▸ **WRITTEN EXERCISE**:
Read the records below and copy each line that contains "JSON".

::: DATASET ENTRIES :::

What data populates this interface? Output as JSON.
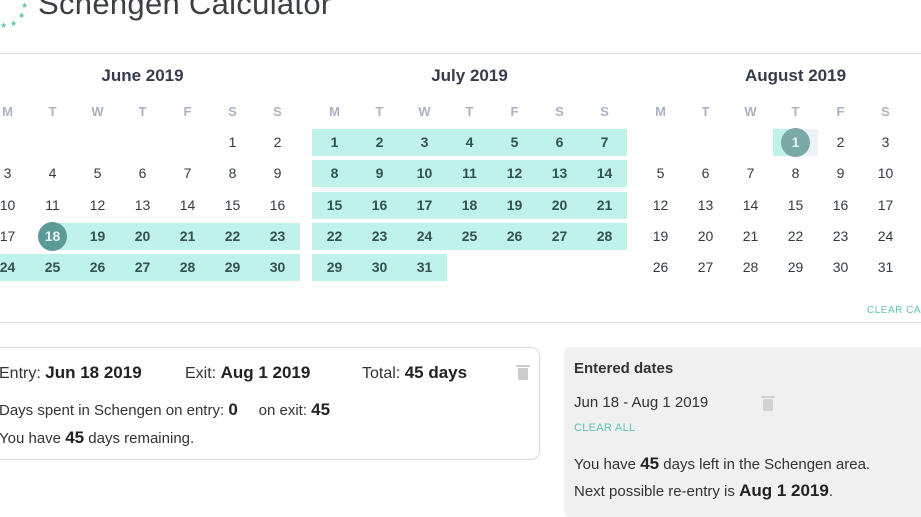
{
  "header": {
    "title": "Schengen Calculator",
    "logo_icon": "eu-stars-icon"
  },
  "calendar": {
    "prev_icon": "chevron-left-icon",
    "weekdays": [
      "M",
      "T",
      "W",
      "T",
      "F",
      "S",
      "S"
    ],
    "months": [
      {
        "title": "June 2019",
        "start_weekday": 5,
        "days": 30,
        "highlight": [
          18,
          30
        ],
        "entry_day": 18
      },
      {
        "title": "July 2019",
        "start_weekday": 0,
        "days": 31,
        "highlight": [
          1,
          31
        ]
      },
      {
        "title": "August 2019",
        "start_weekday": 3,
        "days": 31,
        "highlight": [
          1,
          1
        ],
        "exit_day": 1
      }
    ],
    "clear_label": "CLEAR CALENDAR"
  },
  "colors": {
    "highlight": "#bff2e8",
    "entry_circle": "#5b9a97",
    "exit_circle": "#7aa9a8",
    "accent": "#5fc4b2"
  },
  "trip": {
    "entry_label": "Entry:",
    "entry_value": "Jun 18 2019",
    "exit_label": "Exit:",
    "exit_value": "Aug 1 2019",
    "total_label": "Total:",
    "total_value": "45 days",
    "spent_label": "Days spent in Schengen on entry:",
    "spent_entry": "0",
    "on_exit_label": "on exit:",
    "spent_exit": "45",
    "remaining_pre": "You have",
    "remaining_value": "45",
    "remaining_post": "days remaining."
  },
  "panel": {
    "title": "Entered dates",
    "range": "Jun 18 - Aug 1 2019",
    "clear_all": "CLEAR ALL",
    "left_pre": "You have",
    "left_value": "45",
    "left_post": "days left in the Schengen area.",
    "reentry_pre": "Next possible re-entry is",
    "reentry_value": "Aug 1 2019",
    "reentry_post": "."
  }
}
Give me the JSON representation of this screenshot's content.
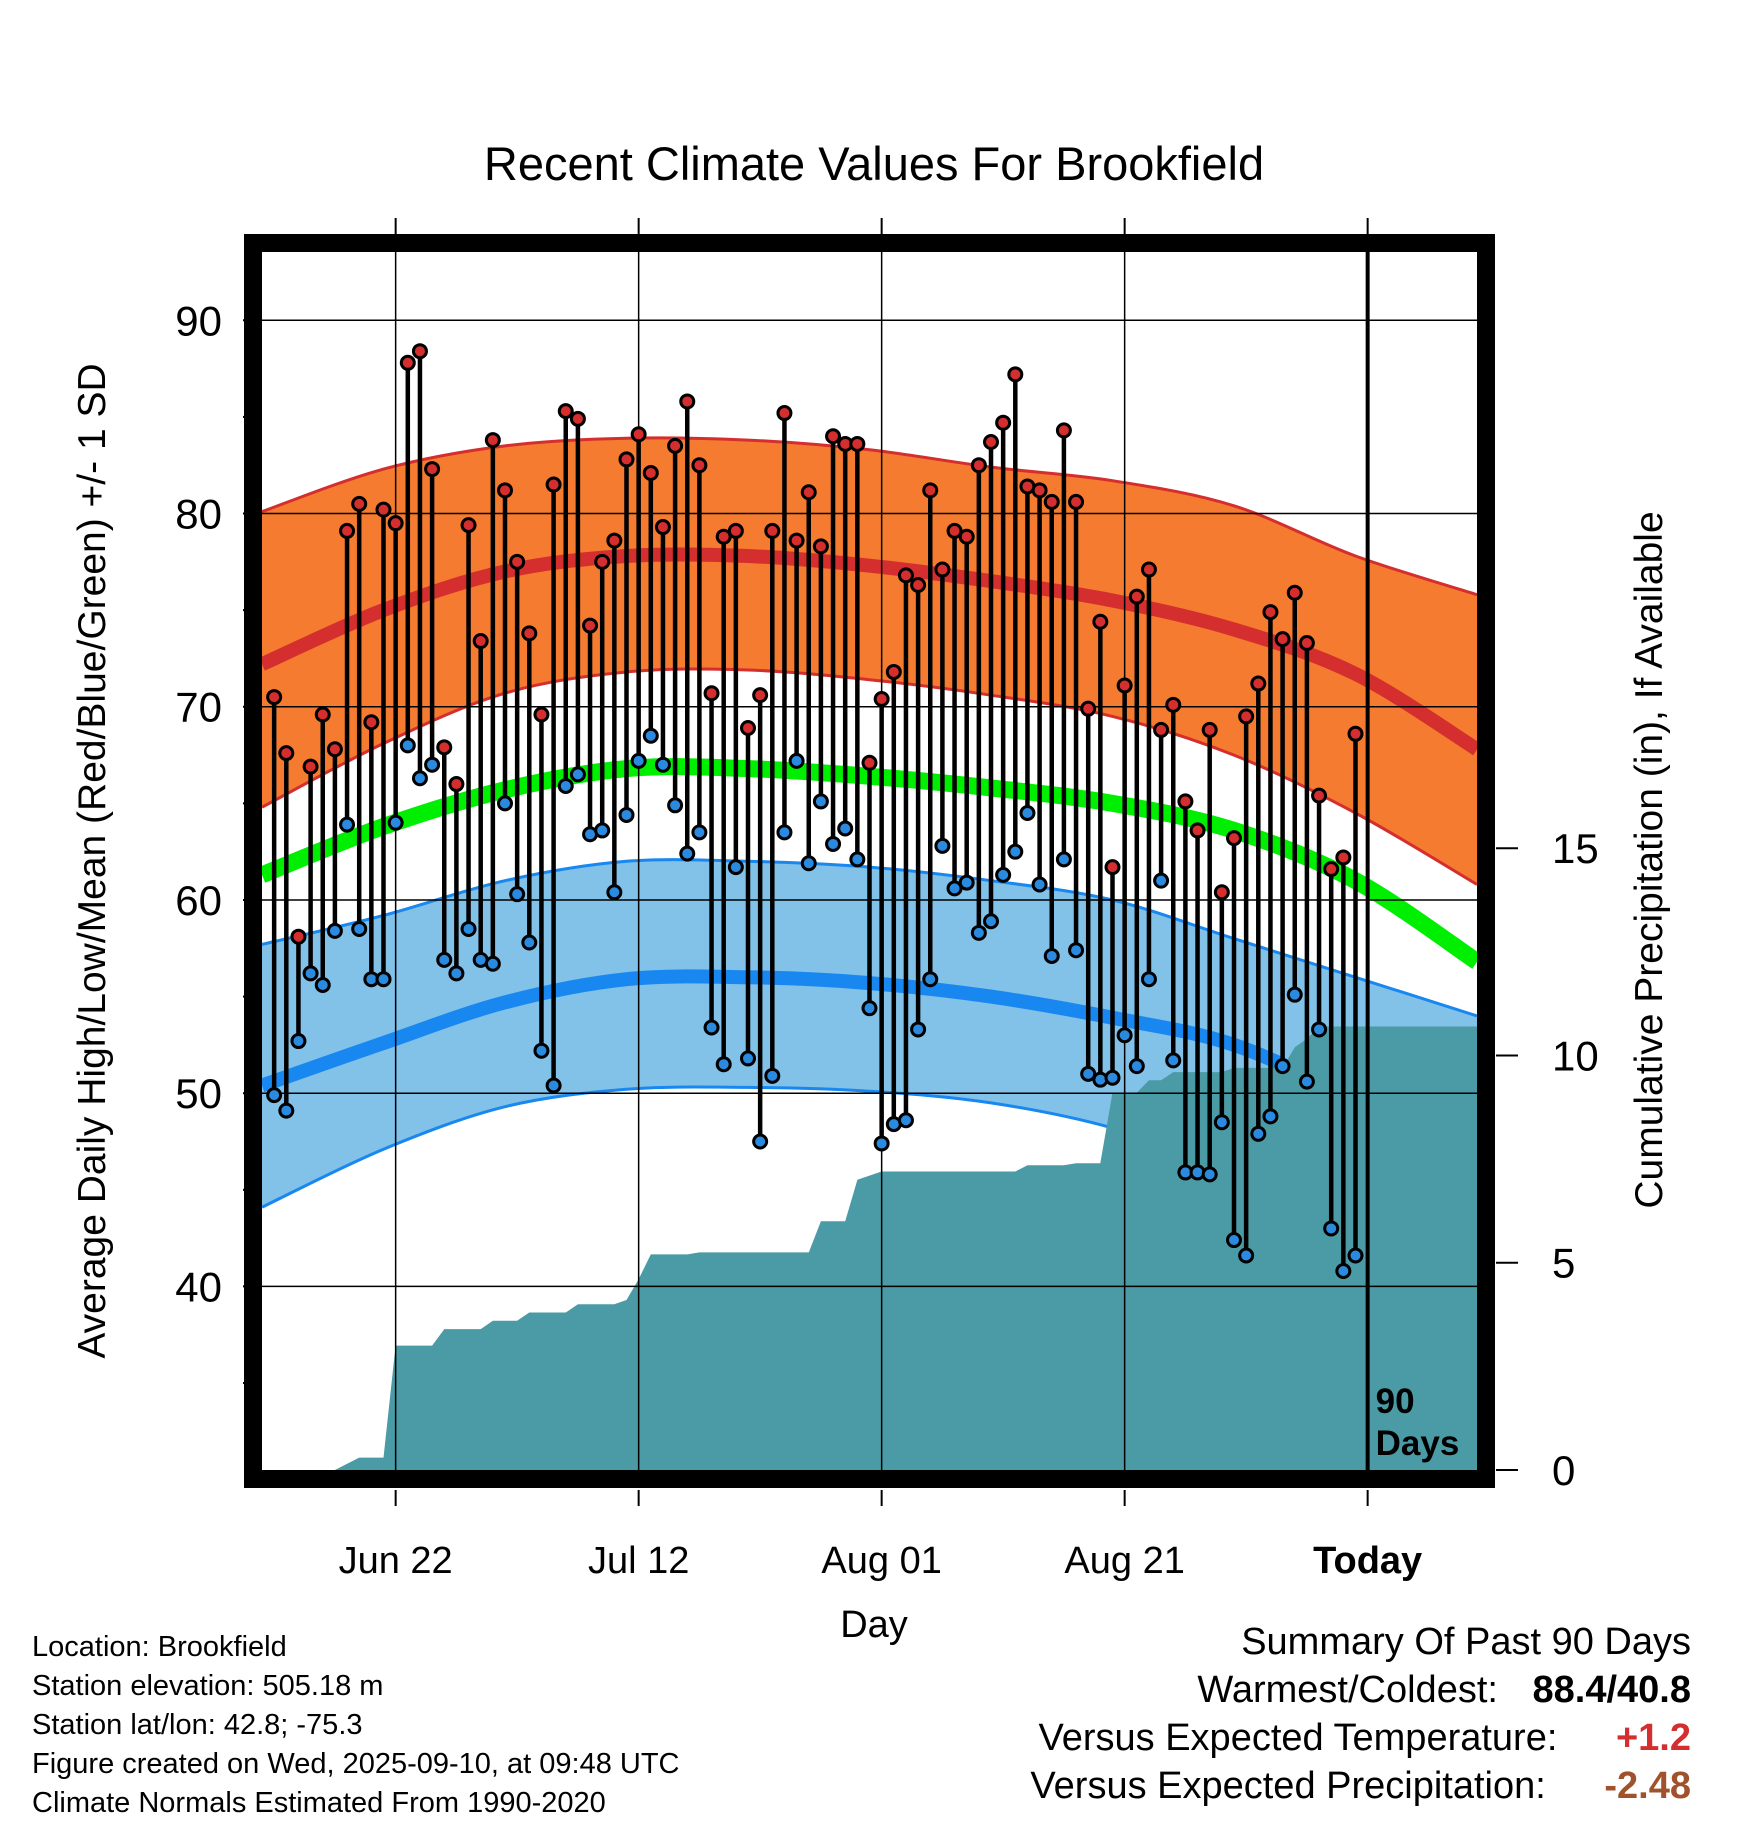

:::

▸ **SOLUTION FOR THIS EXERCISE**:
What data populates this interface? Output as JSON.
Give me the JSON representation of this screenshot's content.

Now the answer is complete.